Stored data

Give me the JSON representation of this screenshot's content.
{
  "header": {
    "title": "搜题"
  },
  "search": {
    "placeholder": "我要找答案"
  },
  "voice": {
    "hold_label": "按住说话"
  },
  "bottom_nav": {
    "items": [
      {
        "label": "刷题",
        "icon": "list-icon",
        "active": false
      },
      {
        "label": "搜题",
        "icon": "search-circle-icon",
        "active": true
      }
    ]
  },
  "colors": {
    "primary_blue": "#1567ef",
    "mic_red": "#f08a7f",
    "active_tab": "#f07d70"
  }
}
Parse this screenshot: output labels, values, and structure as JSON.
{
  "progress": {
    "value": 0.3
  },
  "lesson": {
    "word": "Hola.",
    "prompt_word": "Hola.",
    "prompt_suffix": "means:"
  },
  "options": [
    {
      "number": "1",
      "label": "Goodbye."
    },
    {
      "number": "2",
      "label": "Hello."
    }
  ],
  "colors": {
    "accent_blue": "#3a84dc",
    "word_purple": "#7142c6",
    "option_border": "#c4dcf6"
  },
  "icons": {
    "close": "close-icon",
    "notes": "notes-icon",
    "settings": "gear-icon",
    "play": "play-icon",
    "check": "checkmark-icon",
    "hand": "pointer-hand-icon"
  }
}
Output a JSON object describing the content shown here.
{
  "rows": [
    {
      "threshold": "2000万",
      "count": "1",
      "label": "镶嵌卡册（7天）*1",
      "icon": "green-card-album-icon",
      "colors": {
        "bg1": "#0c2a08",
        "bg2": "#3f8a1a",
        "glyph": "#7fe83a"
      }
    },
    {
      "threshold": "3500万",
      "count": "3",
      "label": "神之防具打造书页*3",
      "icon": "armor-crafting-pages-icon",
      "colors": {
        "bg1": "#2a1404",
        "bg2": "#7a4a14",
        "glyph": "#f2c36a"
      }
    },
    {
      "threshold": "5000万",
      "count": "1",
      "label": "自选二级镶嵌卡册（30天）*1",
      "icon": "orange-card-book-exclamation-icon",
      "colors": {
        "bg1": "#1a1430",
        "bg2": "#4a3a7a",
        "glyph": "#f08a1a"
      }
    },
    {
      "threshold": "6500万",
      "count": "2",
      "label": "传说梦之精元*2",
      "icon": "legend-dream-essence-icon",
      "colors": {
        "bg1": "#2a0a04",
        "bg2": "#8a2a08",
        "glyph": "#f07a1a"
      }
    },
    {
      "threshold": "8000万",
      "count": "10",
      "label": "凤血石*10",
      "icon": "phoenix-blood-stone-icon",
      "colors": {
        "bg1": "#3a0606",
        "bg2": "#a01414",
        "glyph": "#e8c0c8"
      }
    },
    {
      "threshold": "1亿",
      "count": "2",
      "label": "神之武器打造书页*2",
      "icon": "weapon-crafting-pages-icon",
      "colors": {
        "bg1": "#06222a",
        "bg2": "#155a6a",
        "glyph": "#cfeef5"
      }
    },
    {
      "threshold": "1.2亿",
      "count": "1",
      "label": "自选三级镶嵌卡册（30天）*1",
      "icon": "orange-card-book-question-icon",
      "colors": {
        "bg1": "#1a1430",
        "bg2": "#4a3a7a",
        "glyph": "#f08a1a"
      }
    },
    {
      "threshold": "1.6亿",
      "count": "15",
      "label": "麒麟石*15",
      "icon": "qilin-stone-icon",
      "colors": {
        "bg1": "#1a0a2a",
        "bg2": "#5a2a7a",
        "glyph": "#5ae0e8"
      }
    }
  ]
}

**What is required**
Write out the data again, exactly and in full.

**The response**
Give me the JSON representation of this screenshot's content.
{
  "header": {
    "title": "搜题"
  },
  "search": {
    "placeholder": "我要找答案"
  },
  "voice": {
    "hold_label": "按住说话"
  },
  "bottom_nav": {
    "items": [
      {
        "label": "刷题",
        "icon": "list-icon",
        "active": false
      },
      {
        "label": "搜题",
        "icon": "search-circle-icon",
        "active": true
      }
    ]
  },
  "colors": {
    "primary_blue": "#1567ef",
    "mic_red": "#f08a7f",
    "active_tab": "#f07d70"
  }
}
Parse this screenshot: output labels, values, and structure as JSON.
{
  "progress": {
    "value": 0.3
  },
  "lesson": {
    "word": "Hola.",
    "prompt_word": "Hola.",
    "prompt_suffix": "means:"
  },
  "options": [
    {
      "number": "1",
      "label": "Goodbye."
    },
    {
      "number": "2",
      "label": "Hello."
    }
  ],
  "colors": {
    "accent_blue": "#3a84dc",
    "word_purple": "#7142c6",
    "option_border": "#c4dcf6"
  },
  "icons": {
    "close": "close-icon",
    "notes": "notes-icon",
    "settings": "gear-icon",
    "play": "play-icon",
    "check": "checkmark-icon",
    "hand": "pointer-hand-icon"
  }
}
Output a JSON object describing the content shown here.
{
  "rows": [
    {
      "threshold": "2000万",
      "count": "1",
      "label": "镶嵌卡册（7天）*1",
      "icon": "green-card-album-icon",
      "colors": {
        "bg1": "#0c2a08",
        "bg2": "#3f8a1a",
        "glyph": "#7fe83a"
      }
    },
    {
      "threshold": "3500万",
      "count": "3",
      "label": "神之防具打造书页*3",
      "icon": "armor-crafting-pages-icon",
      "colors": {
        "bg1": "#2a1404",
        "bg2": "#7a4a14",
        "glyph": "#f2c36a"
      }
    },
    {
      "threshold": "5000万",
      "count": "1",
      "label": "自选二级镶嵌卡册（30天）*1",
      "icon": "orange-card-book-exclamation-icon",
      "colors": {
        "bg1": "#1a1430",
        "bg2": "#4a3a7a",
        "glyph": "#f08a1a"
      }
    },
    {
      "threshold": "6500万",
      "count": "2",
      "label": "传说梦之精元*2",
      "icon": "legend-dream-essence-icon",
      "colors": {
        "bg1": "#2a0a04",
        "bg2": "#8a2a08",
        "glyph": "#f07a1a"
      }
    },
    {
      "threshold": "8000万",
      "count": "10",
      "label": "凤血石*10",
      "icon": "phoenix-blood-stone-icon",
      "colors": {
        "bg1": "#3a0606",
        "bg2": "#a01414",
        "glyph": "#e8c0c8"
      }
    },
    {
      "threshold": "1亿",
      "count": "2",
      "label": "神之武器打造书页*2",
      "icon": "weapon-crafting-pages-icon",
      "colors": {
        "bg1": "#06222a",
        "bg2": "#155a6a",
        "glyph": "#cfeef5"
      }
    },
    {
      "threshold": "1.2亿",
      "count": "1",
      "label": "自选三级镶嵌卡册（30天）*1",
      "icon": "orange-card-book-question-icon",
      "colors": {
        "bg1": "#1a1430",
        "bg2": "#4a3a7a",
        "glyph": "#f08a1a"
      }
    },
    {
      "threshold": "1.6亿",
      "count": "15",
      "label": "麒麟石*15",
      "icon": "qilin-stone-icon",
      "colors": {
        "bg1": "#1a0a2a",
        "bg2": "#5a2a7a",
        "glyph": "#5ae0e8"
      }
    }
  ]
}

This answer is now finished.